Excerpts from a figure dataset
---*---

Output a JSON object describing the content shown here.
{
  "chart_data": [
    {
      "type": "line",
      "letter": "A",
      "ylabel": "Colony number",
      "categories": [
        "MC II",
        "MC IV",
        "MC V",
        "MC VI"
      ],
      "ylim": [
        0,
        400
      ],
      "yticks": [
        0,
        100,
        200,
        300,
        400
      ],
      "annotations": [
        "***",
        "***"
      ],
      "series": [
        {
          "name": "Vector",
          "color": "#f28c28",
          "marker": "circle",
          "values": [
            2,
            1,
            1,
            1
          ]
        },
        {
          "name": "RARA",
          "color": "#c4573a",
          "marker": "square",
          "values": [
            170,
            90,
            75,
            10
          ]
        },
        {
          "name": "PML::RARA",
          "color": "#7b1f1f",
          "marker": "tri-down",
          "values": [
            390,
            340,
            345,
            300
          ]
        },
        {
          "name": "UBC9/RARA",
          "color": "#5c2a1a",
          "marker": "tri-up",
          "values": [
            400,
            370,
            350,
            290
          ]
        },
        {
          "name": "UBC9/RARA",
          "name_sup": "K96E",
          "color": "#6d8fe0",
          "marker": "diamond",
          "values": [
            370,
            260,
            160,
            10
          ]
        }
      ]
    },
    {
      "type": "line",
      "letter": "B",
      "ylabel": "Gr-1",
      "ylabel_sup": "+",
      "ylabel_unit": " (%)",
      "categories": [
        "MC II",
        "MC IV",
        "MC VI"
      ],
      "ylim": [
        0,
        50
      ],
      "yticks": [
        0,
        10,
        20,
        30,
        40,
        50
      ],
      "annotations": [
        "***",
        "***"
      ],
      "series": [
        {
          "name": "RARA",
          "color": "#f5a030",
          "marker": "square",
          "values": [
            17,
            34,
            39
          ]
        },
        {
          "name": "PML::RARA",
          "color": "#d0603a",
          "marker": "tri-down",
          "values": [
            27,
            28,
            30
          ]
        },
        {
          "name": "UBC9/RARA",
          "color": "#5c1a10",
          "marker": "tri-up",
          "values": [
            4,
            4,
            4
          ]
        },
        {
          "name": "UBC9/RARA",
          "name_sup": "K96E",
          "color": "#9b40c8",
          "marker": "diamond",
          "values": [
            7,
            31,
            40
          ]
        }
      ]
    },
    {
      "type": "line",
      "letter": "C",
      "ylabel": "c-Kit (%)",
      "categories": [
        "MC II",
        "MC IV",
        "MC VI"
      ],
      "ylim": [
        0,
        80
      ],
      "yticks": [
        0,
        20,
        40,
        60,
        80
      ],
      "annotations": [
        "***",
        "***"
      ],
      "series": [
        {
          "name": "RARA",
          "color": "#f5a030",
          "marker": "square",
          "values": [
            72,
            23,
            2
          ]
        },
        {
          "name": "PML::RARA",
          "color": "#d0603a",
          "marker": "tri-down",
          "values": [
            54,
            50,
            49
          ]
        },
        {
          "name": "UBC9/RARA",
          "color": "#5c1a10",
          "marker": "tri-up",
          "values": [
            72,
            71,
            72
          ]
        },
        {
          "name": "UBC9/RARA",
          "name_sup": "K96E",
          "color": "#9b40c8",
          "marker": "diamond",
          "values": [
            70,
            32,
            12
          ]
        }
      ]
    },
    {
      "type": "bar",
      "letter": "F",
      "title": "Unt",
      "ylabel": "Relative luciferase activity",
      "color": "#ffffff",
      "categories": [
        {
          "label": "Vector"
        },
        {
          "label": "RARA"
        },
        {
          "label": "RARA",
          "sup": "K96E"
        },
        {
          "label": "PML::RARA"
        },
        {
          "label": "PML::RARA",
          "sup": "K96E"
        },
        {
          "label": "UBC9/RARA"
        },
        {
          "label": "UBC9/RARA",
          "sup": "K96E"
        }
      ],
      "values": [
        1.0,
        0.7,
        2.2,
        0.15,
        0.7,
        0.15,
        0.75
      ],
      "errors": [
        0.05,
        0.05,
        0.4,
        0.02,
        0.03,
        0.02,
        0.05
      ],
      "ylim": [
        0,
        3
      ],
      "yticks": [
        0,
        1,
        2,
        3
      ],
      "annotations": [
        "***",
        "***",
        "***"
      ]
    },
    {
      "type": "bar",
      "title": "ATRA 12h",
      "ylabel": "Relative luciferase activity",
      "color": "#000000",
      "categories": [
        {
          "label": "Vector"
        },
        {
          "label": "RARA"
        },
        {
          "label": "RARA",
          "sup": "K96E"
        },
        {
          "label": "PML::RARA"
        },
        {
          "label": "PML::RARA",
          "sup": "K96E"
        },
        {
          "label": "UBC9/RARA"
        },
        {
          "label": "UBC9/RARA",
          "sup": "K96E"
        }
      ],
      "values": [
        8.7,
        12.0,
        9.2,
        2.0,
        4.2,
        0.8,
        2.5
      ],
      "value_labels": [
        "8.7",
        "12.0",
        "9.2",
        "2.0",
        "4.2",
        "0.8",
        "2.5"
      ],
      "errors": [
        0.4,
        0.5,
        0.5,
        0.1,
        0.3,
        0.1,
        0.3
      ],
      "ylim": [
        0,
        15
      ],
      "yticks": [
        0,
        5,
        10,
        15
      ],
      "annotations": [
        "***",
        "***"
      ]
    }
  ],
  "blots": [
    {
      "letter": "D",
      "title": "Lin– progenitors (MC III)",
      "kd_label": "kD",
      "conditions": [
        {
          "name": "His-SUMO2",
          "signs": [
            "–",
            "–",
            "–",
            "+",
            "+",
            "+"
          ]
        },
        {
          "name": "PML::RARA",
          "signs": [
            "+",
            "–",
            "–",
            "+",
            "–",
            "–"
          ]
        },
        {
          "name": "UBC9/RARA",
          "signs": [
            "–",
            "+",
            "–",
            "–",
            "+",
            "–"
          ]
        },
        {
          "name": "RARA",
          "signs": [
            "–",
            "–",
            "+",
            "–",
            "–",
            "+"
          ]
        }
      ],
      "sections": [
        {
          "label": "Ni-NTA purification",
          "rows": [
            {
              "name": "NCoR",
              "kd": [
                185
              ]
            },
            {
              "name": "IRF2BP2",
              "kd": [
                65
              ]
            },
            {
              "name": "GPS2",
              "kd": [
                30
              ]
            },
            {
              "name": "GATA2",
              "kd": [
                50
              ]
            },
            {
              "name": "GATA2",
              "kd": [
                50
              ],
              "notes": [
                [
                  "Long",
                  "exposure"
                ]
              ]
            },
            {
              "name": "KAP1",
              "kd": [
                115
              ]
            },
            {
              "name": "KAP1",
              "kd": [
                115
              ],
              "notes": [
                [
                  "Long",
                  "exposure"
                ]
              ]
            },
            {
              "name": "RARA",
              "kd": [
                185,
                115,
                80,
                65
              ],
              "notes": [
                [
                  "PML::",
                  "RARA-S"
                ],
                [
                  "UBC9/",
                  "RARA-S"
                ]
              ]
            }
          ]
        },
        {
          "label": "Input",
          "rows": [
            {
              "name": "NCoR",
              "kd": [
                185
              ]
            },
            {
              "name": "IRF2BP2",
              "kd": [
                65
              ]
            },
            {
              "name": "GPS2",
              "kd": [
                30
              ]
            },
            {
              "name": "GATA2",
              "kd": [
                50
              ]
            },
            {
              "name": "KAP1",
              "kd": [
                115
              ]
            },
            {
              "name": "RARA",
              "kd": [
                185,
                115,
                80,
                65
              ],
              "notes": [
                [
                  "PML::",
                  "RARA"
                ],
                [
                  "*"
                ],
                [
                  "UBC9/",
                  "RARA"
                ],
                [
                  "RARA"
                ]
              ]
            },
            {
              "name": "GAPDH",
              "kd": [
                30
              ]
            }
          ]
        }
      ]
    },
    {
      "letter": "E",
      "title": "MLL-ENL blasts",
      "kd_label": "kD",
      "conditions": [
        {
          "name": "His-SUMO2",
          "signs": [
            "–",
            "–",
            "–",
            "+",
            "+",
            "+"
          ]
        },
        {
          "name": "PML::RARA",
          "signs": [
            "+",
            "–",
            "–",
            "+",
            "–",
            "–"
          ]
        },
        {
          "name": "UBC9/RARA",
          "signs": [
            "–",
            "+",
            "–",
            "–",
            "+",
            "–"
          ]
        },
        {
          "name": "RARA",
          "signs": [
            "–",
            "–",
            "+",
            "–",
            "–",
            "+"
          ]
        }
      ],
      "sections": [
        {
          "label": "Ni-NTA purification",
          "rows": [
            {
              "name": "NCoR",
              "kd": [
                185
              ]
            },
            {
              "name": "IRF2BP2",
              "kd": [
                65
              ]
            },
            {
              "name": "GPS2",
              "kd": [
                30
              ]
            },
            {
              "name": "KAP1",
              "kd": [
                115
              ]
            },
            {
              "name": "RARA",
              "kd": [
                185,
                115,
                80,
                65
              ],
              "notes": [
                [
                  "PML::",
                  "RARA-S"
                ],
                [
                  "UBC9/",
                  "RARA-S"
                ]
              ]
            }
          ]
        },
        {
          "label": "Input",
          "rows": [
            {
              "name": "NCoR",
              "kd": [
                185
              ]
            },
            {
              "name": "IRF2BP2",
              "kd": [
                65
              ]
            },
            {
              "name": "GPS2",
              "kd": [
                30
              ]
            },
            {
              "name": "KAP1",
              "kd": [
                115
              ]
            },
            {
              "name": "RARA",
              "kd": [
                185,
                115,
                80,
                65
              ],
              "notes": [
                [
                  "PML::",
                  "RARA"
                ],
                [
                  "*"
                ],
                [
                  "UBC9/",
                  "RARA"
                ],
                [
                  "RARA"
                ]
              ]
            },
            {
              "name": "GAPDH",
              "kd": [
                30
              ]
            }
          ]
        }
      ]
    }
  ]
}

---*---

Work through the listing above and report how many lines include the string "letter", with no other text.

Response:
6